_Given exercise_: Could you print, unchanged, the lines of the listing from its first line through the line holding "row-checkbox[interactable]: [25, 763, 39, 777]", both ends included?

_Records for the exercise_:

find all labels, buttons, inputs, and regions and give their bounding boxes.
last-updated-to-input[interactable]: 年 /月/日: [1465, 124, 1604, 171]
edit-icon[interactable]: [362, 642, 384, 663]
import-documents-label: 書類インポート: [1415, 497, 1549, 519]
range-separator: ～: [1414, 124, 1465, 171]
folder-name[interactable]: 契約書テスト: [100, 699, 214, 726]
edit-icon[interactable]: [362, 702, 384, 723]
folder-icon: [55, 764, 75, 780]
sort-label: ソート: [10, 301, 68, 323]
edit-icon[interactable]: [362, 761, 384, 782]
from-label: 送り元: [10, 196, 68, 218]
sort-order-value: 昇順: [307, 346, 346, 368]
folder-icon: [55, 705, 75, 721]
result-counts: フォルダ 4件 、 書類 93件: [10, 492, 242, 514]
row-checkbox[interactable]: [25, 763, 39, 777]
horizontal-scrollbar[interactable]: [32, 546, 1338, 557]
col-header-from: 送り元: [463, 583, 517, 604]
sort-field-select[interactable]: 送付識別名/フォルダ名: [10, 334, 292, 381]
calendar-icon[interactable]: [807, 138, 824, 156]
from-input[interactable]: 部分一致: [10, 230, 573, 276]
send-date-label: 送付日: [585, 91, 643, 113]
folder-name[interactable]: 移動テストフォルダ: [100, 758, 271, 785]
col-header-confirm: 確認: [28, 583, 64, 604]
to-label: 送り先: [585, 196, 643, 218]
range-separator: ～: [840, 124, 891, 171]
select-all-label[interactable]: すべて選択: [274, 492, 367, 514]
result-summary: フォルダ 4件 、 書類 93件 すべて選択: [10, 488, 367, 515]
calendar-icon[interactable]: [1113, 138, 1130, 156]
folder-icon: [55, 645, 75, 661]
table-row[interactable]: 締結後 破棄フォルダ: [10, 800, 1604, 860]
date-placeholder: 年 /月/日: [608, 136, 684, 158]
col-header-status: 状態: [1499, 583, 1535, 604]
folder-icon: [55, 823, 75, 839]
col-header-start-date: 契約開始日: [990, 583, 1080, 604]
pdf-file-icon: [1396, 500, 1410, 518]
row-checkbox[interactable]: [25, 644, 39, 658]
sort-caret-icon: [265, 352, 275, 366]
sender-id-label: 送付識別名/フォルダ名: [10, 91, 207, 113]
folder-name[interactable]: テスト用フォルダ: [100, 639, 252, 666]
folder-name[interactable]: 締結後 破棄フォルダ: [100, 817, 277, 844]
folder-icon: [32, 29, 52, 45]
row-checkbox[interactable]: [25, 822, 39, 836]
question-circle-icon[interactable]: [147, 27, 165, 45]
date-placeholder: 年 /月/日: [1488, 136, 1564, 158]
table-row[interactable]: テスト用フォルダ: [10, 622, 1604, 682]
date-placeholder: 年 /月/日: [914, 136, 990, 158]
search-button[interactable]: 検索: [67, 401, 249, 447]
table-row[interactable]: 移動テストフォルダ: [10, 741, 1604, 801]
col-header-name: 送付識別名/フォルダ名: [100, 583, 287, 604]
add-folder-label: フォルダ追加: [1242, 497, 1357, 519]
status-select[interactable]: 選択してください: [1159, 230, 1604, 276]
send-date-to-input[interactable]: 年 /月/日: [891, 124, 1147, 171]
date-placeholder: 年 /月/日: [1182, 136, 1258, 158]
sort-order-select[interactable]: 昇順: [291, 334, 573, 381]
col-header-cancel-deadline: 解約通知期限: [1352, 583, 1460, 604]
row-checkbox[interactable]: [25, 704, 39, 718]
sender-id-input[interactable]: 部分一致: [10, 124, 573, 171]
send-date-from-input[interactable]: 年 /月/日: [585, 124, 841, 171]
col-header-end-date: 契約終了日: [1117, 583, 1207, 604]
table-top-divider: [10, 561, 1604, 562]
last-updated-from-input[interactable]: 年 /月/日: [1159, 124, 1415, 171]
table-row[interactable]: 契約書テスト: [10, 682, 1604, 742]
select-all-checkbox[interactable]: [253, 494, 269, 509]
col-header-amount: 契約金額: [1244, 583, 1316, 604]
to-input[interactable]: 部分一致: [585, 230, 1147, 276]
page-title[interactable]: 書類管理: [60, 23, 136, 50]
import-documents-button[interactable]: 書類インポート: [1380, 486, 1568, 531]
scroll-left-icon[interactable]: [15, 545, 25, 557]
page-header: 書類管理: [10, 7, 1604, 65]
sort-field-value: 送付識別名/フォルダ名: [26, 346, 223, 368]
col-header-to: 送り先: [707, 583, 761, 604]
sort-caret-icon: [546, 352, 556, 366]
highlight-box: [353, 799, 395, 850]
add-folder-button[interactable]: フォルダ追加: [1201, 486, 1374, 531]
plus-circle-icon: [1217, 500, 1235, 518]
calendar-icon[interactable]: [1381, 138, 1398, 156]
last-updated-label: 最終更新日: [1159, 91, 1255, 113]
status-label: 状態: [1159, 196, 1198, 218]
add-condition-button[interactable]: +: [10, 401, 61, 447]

_Result of the exercise_:
find all labels, buttons, inputs, and regions and give their bounding boxes.
last-updated-to-input[interactable]: 年 /月/日: [1465, 124, 1604, 171]
edit-icon[interactable]: [362, 642, 384, 663]
import-documents-label: 書類インポート: [1415, 497, 1549, 519]
range-separator: ～: [1414, 124, 1465, 171]
folder-name[interactable]: 契約書テスト: [100, 699, 214, 726]
edit-icon[interactable]: [362, 702, 384, 723]
folder-icon: [55, 764, 75, 780]
sort-label: ソート: [10, 301, 68, 323]
edit-icon[interactable]: [362, 761, 384, 782]
from-label: 送り元: [10, 196, 68, 218]
sort-order-value: 昇順: [307, 346, 346, 368]
folder-icon: [55, 705, 75, 721]
result-counts: フォルダ 4件 、 書類 93件: [10, 492, 242, 514]
row-checkbox[interactable]: [25, 763, 39, 777]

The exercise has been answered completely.